### SOAL LATIHAN
A. Tentukan apakah setiap pernyataan berikut sesuai dengan artikel tentang fintech, lalu jawab ya atau tidak dengan mengutip kata-kata penentunya persis dari artikel. (i) Acara sosialisasi itu diadakan oleh TEMPO Media pada 23 November 2018. (ii) Acara itu dimoderatori oleh Tumbur Pardede. (iii) Menurut OJK, Fintech terbagi menjadi empat karakteristik.
B. Terjemahkan kalimat berikut dari artikel tentang fintech ke dalam bahasa Inggris: "Fintech (Financial Technology) menurut Hendrikus Passagi selaku Direktur Pengaturan Perizinan dan Pengawasan Fintech OJK adalah layanan atau jasa keuangan yang berbasis teknologi."

### TEKS BACAAN
Artikel Populer Bulan Ini
- Dapatkan link
- X
- Aplikasi Lainnya
Label
Ciri-Ciri Fintech Yang Terdaftar Di OJK
Beberapa bulan kebelakang, istilah Fintech sedang ramai di perbincangkan. Heboh dan penuh drama, melebih akun sosial media yang dulunya ngebahas gosip selebritis sekarang beralih bahas politik. Sebelum saya bahas ciri-ciri fintech yang terdaftar di OJK (otoritas jasa keuangan), ada baiknya kita mengenal terlebih dahulu apa itu fintech.
Hadir di acara sosialisasi program fintech peer to peer lending “Kemudahan Dan Risiko untuk Konsumen” yang diadakan oleh TEMPO Media pada 23 November 2018 lalu, saya semakin memahami apa itu Fintech dan ciri-ciri fintech yang terdaftar di OJK.
Fintech (Financial Technology) menurut Hendrikus Passagi selaku Direktur Pengaturan Perizinan dan Pengawasan Fintech OJK adalah layanan atau jasa keuangan yang berbasis teknologi.
Acara yang dimoderatori oleh Ali Nuryasin yang merupakan Redaktur Ekonomi Tempo, menghadirkan narasumber Ketua Bidang Kelembagaan Asosiasi Fintech Pendanaan Bersama Indonesia (AFPI) Tumbur Pardede.
Dan pada kesempatan tersebut hadir pula dua perwakilan dari pengelola platform Fintech, yaitu Zulfitra Agusta selaku Chief Commercial Officer Crowdo Indonesia dan Surya Wijaya selaku Chief Information Officer KlikAcc.
Menurut OJK, Fintech pada dasarnya terbagi menjadi 4 karateristik, Payment, Settlement, and Clearing; Market Aggregator; Risk and Investment Management; dan yang terakhir Crowdfunding dan Peer to Peer Lending.
Ada dua klasifikasi yang sangat dekat dengan masayarakat umum, yaitu Payment, Settlement, and Clearing diatur langsung oleh BI. Fintech type ini biasanya digunakan untuk perbankan, transaksi jual beli online termasuk e-wallet dan payment gateway.

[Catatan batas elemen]

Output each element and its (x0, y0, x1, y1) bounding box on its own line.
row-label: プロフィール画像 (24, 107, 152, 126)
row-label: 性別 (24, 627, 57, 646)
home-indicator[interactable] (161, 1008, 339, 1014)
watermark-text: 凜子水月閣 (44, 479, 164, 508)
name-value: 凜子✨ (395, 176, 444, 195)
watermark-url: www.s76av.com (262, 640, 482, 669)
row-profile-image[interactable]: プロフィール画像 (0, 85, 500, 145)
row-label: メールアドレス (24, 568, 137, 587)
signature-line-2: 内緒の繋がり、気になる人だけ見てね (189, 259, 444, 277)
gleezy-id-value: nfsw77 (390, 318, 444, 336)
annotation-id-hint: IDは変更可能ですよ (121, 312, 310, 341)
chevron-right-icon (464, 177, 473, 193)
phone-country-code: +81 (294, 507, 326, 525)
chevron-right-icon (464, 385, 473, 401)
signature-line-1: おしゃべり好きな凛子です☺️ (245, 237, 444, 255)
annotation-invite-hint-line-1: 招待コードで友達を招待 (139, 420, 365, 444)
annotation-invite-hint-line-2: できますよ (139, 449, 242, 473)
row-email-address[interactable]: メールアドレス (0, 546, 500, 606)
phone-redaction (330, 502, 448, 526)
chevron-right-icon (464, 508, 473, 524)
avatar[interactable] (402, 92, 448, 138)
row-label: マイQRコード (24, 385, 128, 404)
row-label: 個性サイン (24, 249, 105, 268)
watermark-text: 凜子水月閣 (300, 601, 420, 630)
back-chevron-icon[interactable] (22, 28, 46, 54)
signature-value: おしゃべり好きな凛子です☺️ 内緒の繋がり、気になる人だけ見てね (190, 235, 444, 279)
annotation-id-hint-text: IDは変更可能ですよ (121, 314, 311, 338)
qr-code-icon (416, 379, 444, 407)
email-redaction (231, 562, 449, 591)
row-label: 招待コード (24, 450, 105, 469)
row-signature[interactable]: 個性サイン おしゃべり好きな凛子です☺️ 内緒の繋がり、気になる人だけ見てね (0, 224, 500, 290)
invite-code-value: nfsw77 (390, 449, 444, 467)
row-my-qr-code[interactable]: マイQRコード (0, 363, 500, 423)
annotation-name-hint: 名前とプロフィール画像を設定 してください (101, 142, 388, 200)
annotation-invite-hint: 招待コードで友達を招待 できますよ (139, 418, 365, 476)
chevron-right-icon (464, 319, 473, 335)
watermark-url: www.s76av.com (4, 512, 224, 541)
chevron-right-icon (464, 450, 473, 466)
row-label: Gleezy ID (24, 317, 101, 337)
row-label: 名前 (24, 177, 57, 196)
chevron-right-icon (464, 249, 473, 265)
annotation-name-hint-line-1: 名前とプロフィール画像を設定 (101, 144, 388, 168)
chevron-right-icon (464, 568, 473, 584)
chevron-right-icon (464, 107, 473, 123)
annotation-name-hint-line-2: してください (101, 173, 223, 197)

### JAWABAN TIAP SOAL
A.
(i) Ya: "yang diadakan oleh TEMPO Media pada 23 November 2018 lalu"
(ii) Tidak: "Acara yang dimoderatori oleh Ali Nuryasin"
(iii) Ya: "Fintech pada dasarnya terbagi menjadi 4 karateristik"

B. According to Hendrikus Passagi, Director of Fintech Regulation, Licensing, and Supervision at OJK, Fintech (Financial Technology) is a technology-based financial service.